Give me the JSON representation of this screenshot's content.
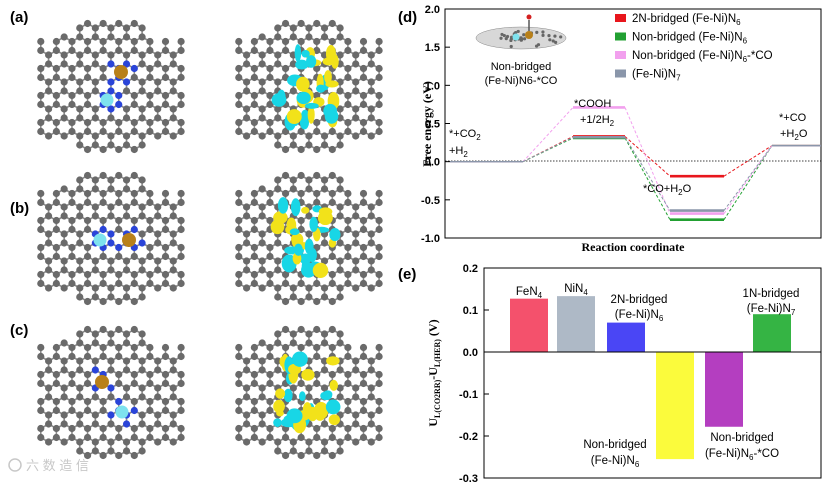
{
  "panels": {
    "a": "(a)",
    "b": "(b)",
    "c": "(c)",
    "d": "(d)",
    "e": "(e)"
  },
  "watermark": "六 数 造 信",
  "chart_data": [
    {
      "type": "line",
      "panel": "(d)",
      "xlabel": "Reaction coordinate",
      "ylabel": "Free energy (eV)",
      "ylim": [
        -1.0,
        2.0
      ],
      "yticks": [
        "2.0",
        "1.5",
        "1.0",
        "0.5",
        "0.0",
        "-0.5",
        "-1.0"
      ],
      "steps": [
        "*+CO2 +H2",
        "*COOH +1/2H2",
        "*CO+H2O",
        "*+CO +H2O"
      ],
      "step_labels": {
        "s0a": "*+CO",
        "s0a_sub": "2",
        "s0b": "+H",
        "s0b_sub": "2",
        "s1a": "*COOH",
        "s1b": "+1/2H",
        "s1b_sub": "2",
        "s2a": "*CO+H",
        "s2a_sub": "2",
        "s2a_tail": "O",
        "s3a": "*+CO",
        "s3b": "+H",
        "s3b_sub": "2",
        "s3b_tail": "O"
      },
      "inset_label": [
        "Non-bridged",
        "(Fe-Ni)N6-*CO"
      ],
      "series": [
        {
          "name": "2N-bridged (Fe-Ni)N6",
          "color": "#e8161c",
          "values": [
            0.0,
            0.33,
            -0.19,
            0.21
          ]
        },
        {
          "name": "Non-bridged (Fe-Ni)N6",
          "color": "#22a032",
          "values": [
            0.0,
            0.31,
            -0.76,
            0.21
          ]
        },
        {
          "name": "Non-bridged (Fe-Ni)N6-*CO",
          "color": "#f2a0ee",
          "values": [
            0.0,
            0.71,
            -0.68,
            0.21
          ]
        },
        {
          "name": "(Fe-Ni)N7",
          "color": "#8a96aa",
          "values": [
            0.0,
            0.32,
            -0.64,
            0.21
          ]
        }
      ],
      "legend": [
        {
          "main": "2N-bridged (Fe-Ni)N",
          "sub": "6",
          "tail": ""
        },
        {
          "main": "Non-bridged (Fe-Ni)N",
          "sub": "6",
          "tail": ""
        },
        {
          "main": "Non-bridged (Fe-Ni)N",
          "sub": "6",
          "tail": "-*CO"
        },
        {
          "main": "(Fe-Ni)N",
          "sub": "7",
          "tail": ""
        }
      ]
    },
    {
      "type": "bar",
      "panel": "(e)",
      "ylabel": "U L(CO2RR) - U L(HER) (V)",
      "ylabel_parts": {
        "a": "U",
        "a_sub": "L(CO2RR)",
        "b": "-U",
        "b_sub": "L(HER)",
        "c": " (V)"
      },
      "ylim": [
        -0.3,
        0.2
      ],
      "yticks": [
        "0.2",
        "0.1",
        "0.0",
        "-0.1",
        "-0.2",
        "-0.3"
      ],
      "categories": [
        "FeN4",
        "NiN4",
        "2N-bridged (Fe-Ni)N6",
        "Non-bridged (Fe-Ni)N6",
        "Non-bridged (Fe-Ni)N6-*CO",
        "1N-bridged (Fe-Ni)N7"
      ],
      "values": [
        0.127,
        0.133,
        0.07,
        -0.255,
        -0.178,
        0.09
      ],
      "colors": [
        "#f4516c",
        "#aeb9c6",
        "#4a46f5",
        "#fbfb3c",
        "#b43ec0",
        "#35b444"
      ],
      "bar_labels": [
        {
          "l1": "FeN",
          "l1_sub": "4",
          "l2": "",
          "l2_sub": "",
          "l2_tail": ""
        },
        {
          "l1": "NiN",
          "l1_sub": "4",
          "l2": "",
          "l2_sub": "",
          "l2_tail": ""
        },
        {
          "l1": "2N-bridged",
          "l1_sub": "",
          "l2": "(Fe-Ni)N",
          "l2_sub": "6",
          "l2_tail": ""
        },
        {
          "l1": "Non-bridged",
          "l1_sub": "",
          "l2": "(Fe-Ni)N",
          "l2_sub": "6",
          "l2_tail": ""
        },
        {
          "l1": "Non-bridged",
          "l1_sub": "",
          "l2": "(Fe-Ni)N",
          "l2_sub": "6",
          "l2_tail": "-*CO"
        },
        {
          "l1": "1N-bridged",
          "l1_sub": "",
          "l2": "(Fe-Ni)N",
          "l2_sub": "7",
          "l2_tail": ""
        }
      ]
    }
  ]
}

::::::

*PROBLEM TO SOLVE*
Collect the lines that hold "name".

*RESULT OF THIS TASK*
          "name": "2N-bridged (Fe-Ni)N6",
          "name": "Non-bridged (Fe-Ni)N6",
          "name": "Non-bridged (Fe-Ni)N6-*CO",
          "name": "(Fe-Ni)N7",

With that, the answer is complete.